Your task:
Go through the lines below and copy each one that holds the string "JSON".

--- Extracted material ---

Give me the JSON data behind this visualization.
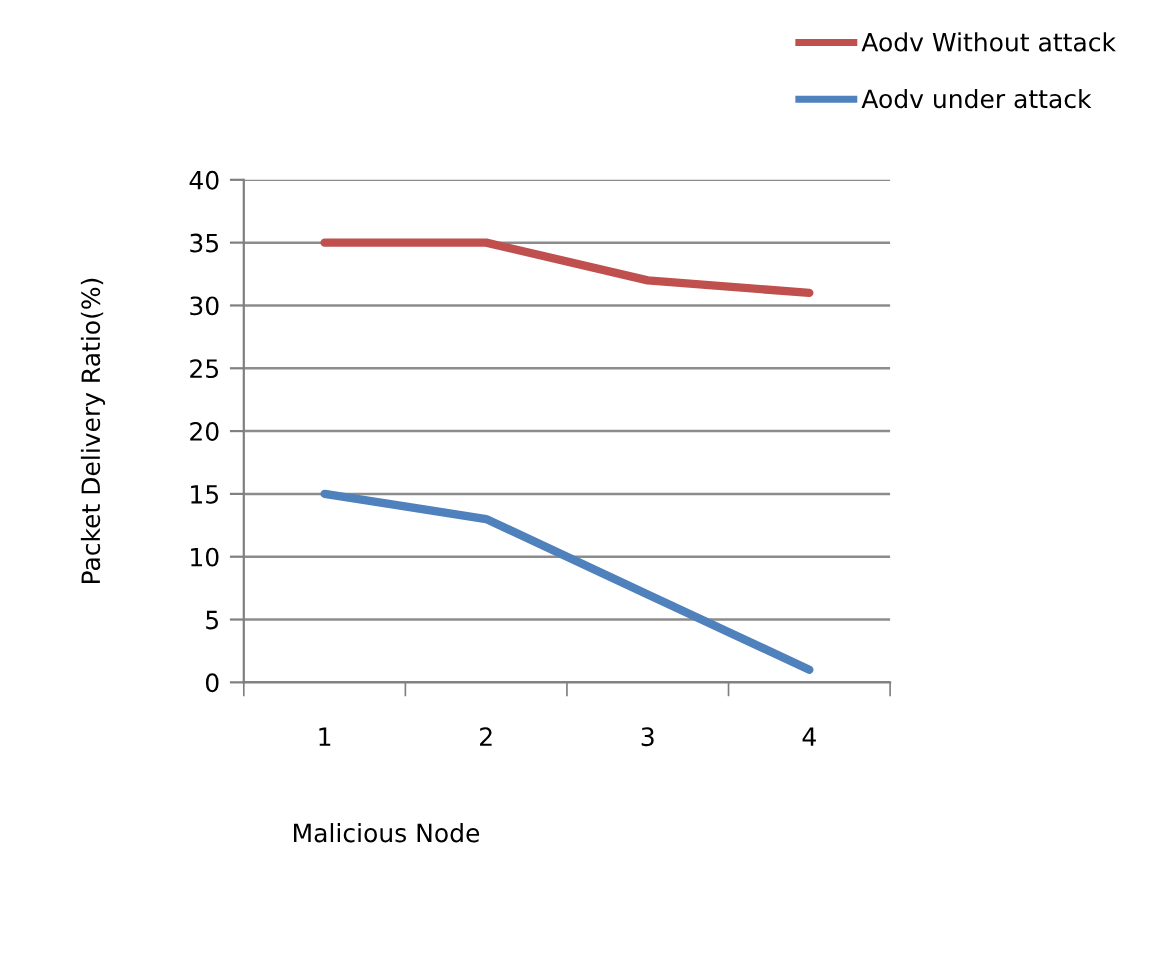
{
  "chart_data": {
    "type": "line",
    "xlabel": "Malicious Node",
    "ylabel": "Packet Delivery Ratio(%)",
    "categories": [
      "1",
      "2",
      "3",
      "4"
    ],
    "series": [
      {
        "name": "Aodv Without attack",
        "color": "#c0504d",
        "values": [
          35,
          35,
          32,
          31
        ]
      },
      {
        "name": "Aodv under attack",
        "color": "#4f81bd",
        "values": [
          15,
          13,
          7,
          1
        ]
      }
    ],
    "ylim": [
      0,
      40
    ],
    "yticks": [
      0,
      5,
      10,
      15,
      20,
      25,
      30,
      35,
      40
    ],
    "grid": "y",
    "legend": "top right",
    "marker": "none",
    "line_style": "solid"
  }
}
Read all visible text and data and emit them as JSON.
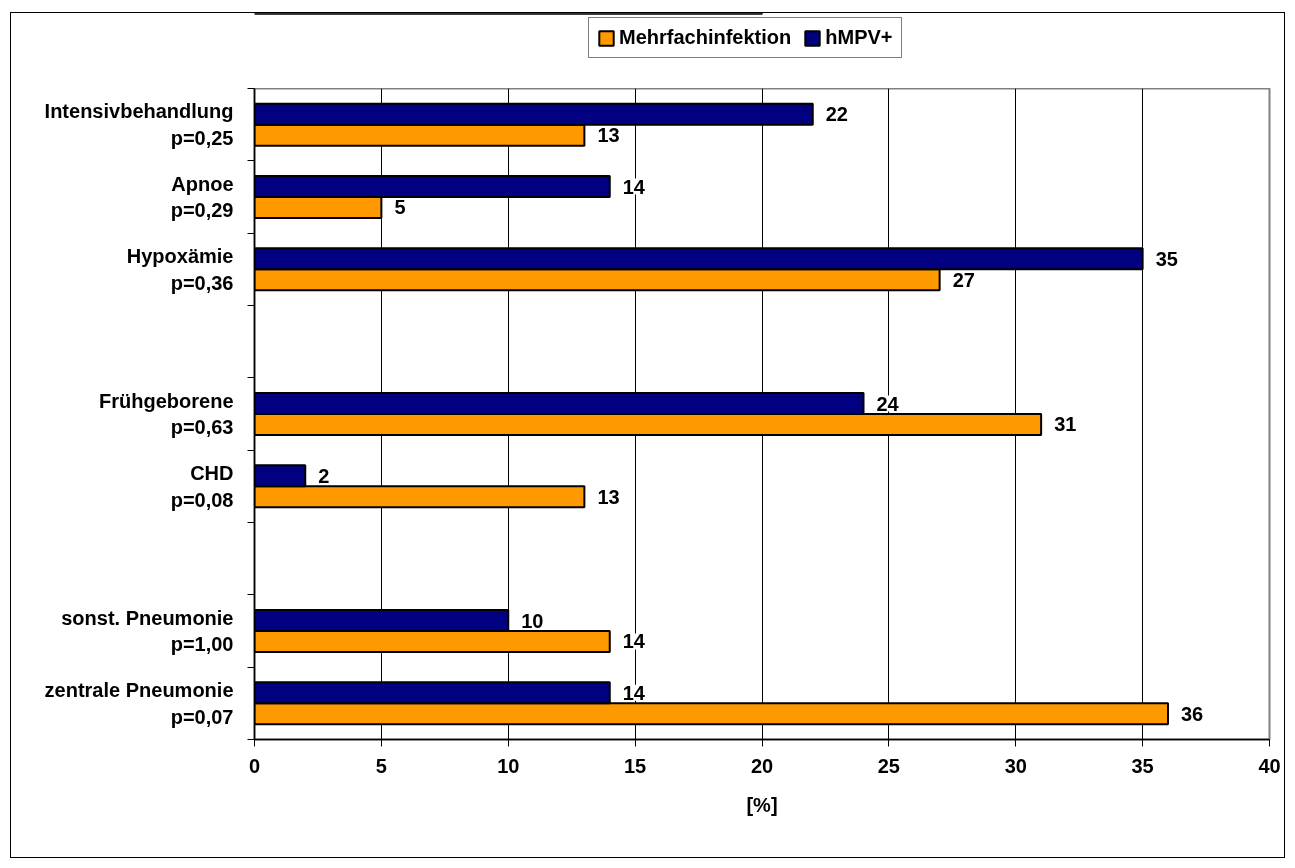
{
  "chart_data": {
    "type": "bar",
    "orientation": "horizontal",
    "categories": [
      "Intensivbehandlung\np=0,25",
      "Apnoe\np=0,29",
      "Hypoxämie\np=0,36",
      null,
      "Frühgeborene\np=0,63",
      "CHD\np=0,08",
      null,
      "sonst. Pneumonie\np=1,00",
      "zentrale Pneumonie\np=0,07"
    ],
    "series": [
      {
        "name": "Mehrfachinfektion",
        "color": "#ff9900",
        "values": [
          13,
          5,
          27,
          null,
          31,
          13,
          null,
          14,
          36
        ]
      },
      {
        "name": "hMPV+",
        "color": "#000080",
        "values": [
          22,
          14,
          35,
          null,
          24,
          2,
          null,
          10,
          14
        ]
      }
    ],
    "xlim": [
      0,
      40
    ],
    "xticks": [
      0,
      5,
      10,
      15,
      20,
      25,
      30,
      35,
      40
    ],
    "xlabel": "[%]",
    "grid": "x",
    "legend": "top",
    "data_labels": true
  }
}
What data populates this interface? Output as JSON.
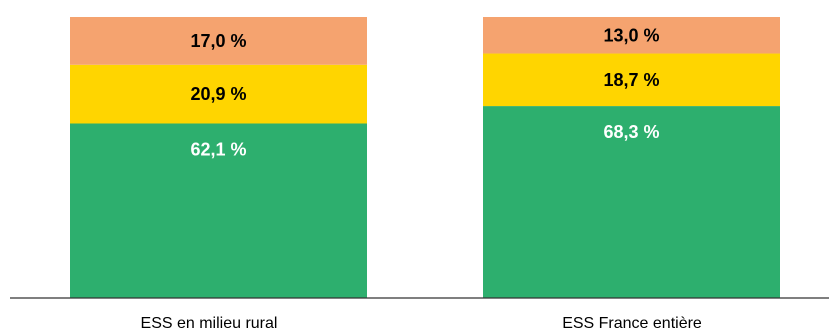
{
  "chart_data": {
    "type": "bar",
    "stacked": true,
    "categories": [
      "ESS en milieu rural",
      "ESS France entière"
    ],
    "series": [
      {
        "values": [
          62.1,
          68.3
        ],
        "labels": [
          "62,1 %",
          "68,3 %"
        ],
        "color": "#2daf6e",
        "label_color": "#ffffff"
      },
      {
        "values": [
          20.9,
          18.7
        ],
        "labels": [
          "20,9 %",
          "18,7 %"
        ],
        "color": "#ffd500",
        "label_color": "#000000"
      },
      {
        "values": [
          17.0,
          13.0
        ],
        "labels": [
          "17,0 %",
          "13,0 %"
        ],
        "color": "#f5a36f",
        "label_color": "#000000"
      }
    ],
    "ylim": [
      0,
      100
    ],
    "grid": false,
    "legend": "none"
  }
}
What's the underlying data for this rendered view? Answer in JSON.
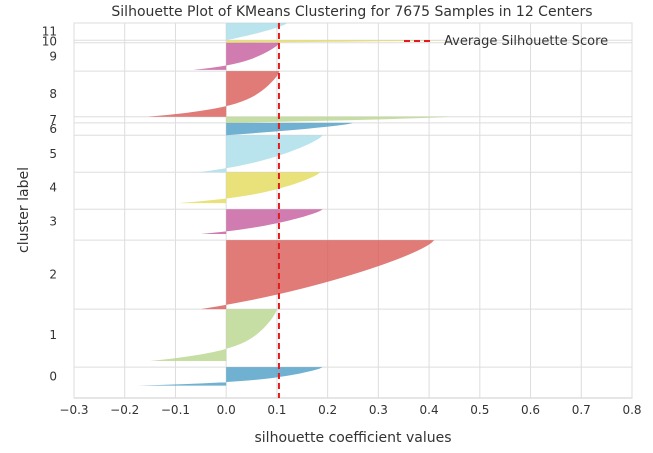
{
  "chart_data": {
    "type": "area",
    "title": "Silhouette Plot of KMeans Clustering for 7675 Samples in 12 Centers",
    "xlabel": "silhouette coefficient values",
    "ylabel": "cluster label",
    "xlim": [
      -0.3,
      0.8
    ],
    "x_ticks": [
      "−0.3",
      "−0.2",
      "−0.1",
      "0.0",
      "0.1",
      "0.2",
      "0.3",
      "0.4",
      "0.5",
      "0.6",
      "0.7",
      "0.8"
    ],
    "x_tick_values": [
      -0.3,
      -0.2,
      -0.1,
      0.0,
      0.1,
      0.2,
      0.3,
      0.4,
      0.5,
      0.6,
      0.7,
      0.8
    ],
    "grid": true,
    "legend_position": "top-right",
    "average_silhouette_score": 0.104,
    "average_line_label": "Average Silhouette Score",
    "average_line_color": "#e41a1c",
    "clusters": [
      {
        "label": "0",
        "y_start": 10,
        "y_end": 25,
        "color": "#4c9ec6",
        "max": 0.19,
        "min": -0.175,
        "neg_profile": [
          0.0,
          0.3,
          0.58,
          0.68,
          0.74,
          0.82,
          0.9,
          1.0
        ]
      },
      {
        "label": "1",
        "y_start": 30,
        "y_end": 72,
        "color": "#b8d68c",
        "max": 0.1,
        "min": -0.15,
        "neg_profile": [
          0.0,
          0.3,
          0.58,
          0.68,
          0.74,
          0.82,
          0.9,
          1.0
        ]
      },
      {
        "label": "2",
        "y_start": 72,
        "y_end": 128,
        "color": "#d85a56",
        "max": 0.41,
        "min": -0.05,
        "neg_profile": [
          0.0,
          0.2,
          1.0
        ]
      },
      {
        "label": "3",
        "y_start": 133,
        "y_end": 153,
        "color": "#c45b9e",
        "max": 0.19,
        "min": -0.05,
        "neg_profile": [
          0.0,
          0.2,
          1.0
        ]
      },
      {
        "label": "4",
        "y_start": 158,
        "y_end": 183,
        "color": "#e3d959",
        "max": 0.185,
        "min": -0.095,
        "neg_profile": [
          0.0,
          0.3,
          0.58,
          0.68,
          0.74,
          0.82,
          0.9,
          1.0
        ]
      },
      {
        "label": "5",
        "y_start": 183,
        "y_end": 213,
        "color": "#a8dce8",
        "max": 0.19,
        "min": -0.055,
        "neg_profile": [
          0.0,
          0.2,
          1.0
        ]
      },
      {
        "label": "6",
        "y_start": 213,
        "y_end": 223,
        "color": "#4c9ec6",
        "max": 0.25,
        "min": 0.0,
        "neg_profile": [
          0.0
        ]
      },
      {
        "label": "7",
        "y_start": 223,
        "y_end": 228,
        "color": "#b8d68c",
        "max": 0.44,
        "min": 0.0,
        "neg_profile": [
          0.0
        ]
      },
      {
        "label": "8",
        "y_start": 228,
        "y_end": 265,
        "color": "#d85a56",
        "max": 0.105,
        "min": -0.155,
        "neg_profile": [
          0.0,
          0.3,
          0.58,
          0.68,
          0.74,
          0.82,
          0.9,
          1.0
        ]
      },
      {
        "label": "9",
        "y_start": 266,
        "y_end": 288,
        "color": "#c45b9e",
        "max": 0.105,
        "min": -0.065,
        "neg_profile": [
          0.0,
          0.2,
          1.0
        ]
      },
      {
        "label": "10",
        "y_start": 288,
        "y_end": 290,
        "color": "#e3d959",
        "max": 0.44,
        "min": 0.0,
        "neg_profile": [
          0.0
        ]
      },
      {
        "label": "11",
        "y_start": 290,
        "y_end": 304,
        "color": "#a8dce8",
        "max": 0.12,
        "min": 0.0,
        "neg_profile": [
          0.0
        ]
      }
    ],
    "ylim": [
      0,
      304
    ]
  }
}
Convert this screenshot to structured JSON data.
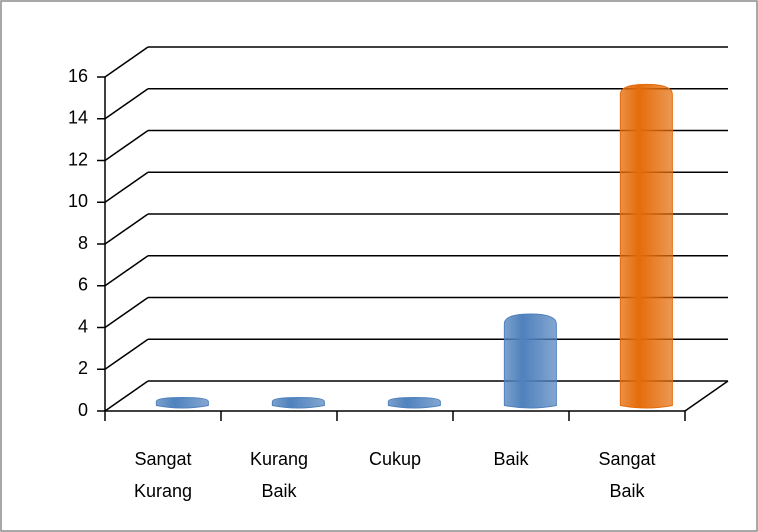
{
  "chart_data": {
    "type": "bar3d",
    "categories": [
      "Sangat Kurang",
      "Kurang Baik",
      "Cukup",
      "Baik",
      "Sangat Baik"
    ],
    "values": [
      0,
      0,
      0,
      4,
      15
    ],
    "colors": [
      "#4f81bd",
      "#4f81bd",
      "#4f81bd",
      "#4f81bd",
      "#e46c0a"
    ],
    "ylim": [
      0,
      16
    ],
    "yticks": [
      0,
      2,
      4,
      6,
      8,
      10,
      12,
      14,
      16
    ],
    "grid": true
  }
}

---

Result of this exercise:
Give me the JSON data behind this visualization.
Read all visible text and data and emit them as JSON.
What data populates this interface? Output as JSON.
What's the underlying data for this rendered view? Answer in JSON.
Convert this screenshot to structured JSON data.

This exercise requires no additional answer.